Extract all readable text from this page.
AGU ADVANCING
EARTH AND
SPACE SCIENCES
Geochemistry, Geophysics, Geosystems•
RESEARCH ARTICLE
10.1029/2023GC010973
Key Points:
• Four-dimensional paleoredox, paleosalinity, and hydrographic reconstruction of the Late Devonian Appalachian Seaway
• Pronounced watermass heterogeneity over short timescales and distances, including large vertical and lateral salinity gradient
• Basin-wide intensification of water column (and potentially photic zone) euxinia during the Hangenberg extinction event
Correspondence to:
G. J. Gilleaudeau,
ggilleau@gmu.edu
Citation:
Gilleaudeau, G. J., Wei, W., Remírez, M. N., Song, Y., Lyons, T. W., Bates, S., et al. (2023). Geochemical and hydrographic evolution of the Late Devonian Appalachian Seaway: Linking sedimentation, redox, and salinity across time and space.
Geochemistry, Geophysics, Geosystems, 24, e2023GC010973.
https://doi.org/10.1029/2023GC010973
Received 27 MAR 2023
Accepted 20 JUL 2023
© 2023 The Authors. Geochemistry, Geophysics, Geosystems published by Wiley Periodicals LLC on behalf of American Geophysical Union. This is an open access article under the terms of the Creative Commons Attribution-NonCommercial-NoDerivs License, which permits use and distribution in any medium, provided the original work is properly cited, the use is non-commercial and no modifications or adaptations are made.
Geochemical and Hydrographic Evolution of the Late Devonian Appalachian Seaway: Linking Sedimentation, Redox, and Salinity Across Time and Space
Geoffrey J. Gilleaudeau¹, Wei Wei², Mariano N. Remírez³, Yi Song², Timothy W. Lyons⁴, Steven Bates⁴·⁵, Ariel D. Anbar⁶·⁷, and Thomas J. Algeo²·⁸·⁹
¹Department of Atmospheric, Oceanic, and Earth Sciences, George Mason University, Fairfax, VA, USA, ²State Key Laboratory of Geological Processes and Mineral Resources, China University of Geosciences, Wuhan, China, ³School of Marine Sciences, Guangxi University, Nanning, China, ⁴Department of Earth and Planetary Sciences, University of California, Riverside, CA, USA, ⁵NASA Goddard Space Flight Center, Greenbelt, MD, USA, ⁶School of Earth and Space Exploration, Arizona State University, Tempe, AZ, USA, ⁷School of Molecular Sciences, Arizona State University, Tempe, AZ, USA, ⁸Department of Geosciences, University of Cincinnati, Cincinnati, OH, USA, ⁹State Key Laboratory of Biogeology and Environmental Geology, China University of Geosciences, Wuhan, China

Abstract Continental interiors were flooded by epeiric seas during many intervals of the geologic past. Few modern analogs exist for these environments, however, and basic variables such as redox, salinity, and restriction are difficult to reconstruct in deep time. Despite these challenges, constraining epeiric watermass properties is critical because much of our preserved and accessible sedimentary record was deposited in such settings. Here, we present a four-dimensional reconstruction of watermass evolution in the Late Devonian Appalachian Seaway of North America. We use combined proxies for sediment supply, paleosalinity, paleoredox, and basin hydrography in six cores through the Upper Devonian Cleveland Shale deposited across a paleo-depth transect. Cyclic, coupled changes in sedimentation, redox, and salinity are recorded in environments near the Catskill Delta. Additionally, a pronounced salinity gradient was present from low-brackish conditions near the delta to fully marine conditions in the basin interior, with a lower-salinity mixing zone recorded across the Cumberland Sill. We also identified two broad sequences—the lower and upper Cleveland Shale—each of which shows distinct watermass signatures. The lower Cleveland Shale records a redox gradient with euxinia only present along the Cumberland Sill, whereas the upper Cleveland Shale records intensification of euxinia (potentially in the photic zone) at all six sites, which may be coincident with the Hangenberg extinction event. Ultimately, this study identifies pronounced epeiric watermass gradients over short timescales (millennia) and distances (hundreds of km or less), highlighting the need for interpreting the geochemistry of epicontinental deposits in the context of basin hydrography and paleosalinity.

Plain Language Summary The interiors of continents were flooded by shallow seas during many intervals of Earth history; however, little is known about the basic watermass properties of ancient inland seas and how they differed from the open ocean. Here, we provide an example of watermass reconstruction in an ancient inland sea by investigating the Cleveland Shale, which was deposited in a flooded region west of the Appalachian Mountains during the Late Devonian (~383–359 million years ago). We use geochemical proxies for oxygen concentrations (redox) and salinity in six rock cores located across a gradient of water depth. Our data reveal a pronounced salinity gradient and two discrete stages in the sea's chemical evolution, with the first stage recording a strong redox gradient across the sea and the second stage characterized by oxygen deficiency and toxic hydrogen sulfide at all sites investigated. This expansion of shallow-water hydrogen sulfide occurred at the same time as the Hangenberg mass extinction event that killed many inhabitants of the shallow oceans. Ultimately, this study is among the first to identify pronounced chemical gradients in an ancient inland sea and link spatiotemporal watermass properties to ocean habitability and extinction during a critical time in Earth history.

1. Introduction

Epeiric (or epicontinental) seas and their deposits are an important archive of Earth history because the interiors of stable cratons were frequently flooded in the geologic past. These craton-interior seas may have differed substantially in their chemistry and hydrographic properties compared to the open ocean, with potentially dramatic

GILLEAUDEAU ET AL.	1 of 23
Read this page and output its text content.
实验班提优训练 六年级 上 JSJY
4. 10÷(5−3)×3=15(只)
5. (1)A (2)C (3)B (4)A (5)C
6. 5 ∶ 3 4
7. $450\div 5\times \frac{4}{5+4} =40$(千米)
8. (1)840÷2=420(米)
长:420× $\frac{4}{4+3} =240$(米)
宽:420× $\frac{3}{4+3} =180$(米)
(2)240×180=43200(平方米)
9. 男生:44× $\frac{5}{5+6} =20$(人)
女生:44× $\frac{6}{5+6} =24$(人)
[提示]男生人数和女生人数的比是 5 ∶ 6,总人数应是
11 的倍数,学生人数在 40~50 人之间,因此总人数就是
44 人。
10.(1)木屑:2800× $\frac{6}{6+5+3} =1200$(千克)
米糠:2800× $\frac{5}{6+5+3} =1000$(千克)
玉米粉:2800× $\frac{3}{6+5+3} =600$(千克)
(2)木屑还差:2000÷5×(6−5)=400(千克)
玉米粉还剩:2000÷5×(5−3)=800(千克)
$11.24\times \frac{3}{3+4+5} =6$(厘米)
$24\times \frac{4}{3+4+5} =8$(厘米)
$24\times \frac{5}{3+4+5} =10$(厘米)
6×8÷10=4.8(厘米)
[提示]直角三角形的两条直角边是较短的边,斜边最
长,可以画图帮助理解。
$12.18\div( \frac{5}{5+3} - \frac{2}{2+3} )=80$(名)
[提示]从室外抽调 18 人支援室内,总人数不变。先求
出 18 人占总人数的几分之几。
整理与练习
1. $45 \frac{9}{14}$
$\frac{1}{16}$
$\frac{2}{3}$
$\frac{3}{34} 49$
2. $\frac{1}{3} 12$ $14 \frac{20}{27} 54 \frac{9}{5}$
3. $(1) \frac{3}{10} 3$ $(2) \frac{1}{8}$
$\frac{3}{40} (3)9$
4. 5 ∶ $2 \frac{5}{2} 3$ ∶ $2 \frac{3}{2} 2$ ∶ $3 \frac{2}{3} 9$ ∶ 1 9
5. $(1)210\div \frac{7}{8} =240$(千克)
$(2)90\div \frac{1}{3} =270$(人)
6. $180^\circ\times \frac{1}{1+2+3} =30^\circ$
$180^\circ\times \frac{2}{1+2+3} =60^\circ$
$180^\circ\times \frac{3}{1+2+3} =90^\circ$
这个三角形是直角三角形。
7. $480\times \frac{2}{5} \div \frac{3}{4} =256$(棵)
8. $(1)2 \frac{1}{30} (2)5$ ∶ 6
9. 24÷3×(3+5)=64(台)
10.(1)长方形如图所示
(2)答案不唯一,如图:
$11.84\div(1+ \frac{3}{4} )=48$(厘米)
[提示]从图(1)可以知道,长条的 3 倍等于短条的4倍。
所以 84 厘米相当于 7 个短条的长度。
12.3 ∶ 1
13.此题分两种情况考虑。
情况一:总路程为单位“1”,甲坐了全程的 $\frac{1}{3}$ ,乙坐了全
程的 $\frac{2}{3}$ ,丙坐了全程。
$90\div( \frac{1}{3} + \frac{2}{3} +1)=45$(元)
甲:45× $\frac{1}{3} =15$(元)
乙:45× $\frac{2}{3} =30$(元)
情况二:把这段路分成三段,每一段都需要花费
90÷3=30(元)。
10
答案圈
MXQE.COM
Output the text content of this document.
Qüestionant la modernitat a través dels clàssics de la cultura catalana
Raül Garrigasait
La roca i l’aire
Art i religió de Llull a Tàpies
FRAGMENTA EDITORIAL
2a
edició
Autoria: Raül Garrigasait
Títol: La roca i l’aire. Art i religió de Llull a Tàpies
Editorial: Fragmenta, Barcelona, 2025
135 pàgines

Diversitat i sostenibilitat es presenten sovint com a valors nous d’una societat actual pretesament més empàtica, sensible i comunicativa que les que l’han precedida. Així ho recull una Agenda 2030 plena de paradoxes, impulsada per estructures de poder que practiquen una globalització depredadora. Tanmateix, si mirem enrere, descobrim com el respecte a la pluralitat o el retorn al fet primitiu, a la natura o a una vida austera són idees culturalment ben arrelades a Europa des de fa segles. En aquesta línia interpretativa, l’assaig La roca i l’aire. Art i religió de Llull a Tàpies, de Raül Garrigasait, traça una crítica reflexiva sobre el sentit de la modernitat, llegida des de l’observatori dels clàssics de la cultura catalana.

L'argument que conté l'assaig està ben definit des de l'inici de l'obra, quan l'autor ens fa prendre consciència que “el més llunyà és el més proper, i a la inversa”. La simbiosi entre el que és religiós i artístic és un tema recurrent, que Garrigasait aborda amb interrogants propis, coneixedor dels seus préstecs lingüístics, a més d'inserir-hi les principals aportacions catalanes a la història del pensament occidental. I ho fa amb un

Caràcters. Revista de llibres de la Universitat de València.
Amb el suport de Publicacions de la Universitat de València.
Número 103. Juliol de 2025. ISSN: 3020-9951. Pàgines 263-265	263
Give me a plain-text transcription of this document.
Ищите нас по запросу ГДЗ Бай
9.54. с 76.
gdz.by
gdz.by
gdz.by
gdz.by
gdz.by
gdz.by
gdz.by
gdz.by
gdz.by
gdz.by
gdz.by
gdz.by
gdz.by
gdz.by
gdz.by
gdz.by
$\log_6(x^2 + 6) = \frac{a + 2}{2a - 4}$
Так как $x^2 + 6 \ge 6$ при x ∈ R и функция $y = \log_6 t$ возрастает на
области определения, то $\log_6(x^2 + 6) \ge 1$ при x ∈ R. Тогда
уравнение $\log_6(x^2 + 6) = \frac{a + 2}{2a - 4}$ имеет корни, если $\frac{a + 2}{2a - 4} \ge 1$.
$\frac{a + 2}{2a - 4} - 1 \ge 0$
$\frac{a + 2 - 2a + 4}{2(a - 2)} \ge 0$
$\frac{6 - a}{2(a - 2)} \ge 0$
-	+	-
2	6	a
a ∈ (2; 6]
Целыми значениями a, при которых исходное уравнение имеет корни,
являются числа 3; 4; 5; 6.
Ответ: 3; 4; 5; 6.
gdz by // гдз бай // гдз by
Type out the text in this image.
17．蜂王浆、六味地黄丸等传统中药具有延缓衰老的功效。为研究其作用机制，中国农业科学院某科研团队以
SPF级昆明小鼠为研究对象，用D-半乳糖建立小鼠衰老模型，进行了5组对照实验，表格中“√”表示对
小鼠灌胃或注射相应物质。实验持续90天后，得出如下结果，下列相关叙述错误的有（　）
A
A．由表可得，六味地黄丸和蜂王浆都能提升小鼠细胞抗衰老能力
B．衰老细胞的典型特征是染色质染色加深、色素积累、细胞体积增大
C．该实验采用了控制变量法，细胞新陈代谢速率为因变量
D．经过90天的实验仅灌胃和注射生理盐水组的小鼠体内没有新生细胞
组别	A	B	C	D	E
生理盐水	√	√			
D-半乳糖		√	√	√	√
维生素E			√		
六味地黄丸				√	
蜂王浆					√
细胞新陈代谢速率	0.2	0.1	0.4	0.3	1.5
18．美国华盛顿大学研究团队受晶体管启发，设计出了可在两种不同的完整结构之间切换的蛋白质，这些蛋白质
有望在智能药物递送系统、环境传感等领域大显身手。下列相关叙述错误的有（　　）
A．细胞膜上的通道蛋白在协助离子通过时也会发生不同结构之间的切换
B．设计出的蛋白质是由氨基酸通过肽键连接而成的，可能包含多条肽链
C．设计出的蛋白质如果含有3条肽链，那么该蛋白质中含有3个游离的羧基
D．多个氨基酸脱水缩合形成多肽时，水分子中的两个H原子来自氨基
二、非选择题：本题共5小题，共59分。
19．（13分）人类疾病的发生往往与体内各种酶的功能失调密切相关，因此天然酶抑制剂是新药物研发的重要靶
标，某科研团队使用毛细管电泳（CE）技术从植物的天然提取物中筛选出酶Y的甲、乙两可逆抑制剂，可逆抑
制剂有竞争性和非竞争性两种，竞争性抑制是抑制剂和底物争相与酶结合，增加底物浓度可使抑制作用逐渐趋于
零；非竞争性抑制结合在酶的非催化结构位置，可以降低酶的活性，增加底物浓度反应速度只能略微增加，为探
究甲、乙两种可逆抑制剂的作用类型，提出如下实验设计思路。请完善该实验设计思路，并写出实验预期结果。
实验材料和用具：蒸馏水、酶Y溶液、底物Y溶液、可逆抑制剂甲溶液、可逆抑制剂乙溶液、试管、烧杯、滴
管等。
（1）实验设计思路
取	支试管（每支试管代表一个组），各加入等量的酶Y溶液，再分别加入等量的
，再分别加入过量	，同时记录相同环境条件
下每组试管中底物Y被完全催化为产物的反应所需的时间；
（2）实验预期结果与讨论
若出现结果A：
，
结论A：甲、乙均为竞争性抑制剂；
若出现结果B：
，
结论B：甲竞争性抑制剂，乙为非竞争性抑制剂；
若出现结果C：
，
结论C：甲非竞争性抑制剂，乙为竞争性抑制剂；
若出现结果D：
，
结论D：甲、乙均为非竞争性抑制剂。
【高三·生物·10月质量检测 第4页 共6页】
++++++
Give only the number of lines above that hold the string "имеет".

* **Reply to the task**
2